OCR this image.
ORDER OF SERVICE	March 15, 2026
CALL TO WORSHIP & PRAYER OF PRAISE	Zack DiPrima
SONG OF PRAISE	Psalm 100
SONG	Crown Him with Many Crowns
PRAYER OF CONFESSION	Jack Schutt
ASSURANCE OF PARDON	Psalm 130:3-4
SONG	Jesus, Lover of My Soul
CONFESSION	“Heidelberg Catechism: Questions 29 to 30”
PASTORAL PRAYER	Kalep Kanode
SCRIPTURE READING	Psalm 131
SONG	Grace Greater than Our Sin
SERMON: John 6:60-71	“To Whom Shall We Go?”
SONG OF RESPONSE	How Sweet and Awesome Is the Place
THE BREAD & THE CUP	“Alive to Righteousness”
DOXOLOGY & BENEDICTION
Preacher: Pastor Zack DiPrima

──────────────────────────────

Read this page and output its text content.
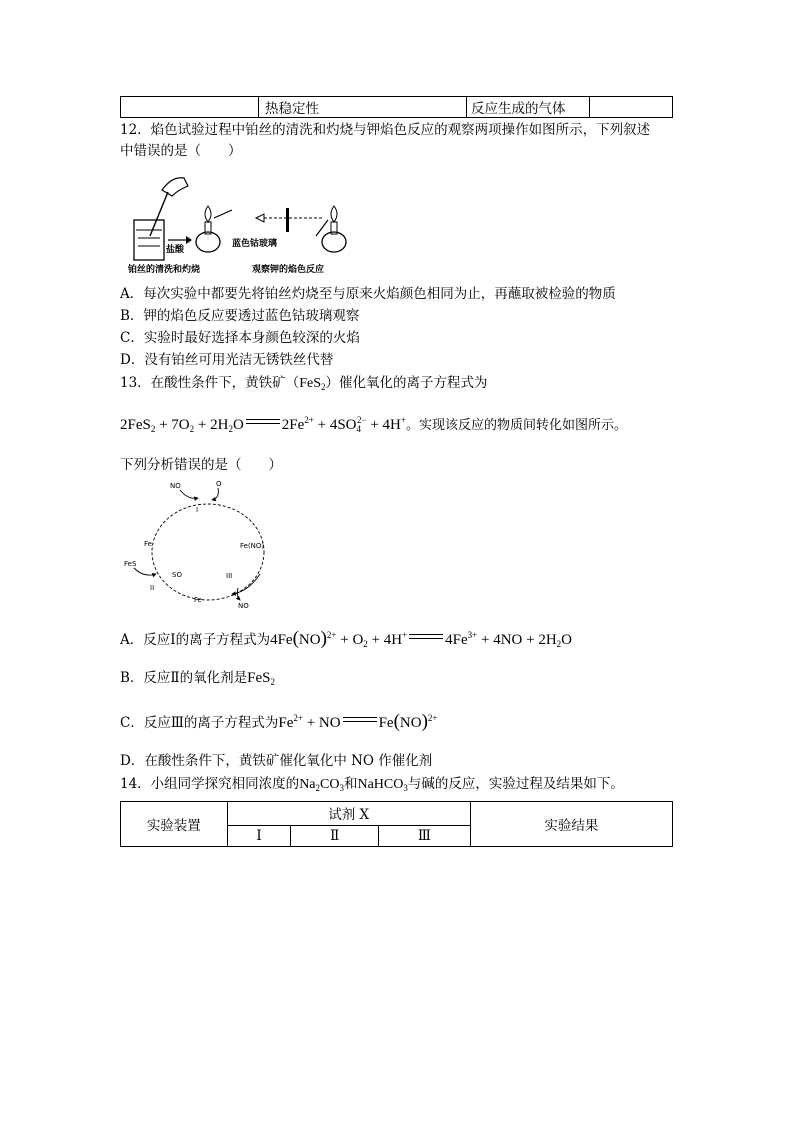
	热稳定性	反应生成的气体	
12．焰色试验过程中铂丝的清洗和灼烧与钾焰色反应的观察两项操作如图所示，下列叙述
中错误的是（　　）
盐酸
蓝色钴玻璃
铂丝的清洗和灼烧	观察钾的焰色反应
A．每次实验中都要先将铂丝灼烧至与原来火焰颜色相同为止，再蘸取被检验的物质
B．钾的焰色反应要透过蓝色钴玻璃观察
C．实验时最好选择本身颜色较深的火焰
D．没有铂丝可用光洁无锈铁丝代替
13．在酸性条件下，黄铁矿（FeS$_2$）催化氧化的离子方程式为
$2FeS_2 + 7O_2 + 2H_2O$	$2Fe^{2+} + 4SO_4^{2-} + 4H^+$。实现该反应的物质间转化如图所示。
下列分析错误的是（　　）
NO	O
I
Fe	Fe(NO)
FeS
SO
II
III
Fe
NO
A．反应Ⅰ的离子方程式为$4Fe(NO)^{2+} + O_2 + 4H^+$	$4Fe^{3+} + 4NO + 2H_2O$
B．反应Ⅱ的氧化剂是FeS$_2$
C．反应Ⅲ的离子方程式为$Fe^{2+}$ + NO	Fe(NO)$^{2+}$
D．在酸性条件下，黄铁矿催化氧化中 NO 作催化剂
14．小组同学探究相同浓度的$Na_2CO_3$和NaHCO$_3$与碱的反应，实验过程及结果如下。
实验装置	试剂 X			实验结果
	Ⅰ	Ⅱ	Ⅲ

──────────────────────────────

DIRECTION
Gather each line in the entries above where the string "在酸性条件下" is found.

TASK OUTPUT
13．在酸性条件下，黄铁矿（FeS$_2$）催化氧化的离子方程式为
D．在酸性条件下，黄铁矿催化氧化中 NO 作催化剂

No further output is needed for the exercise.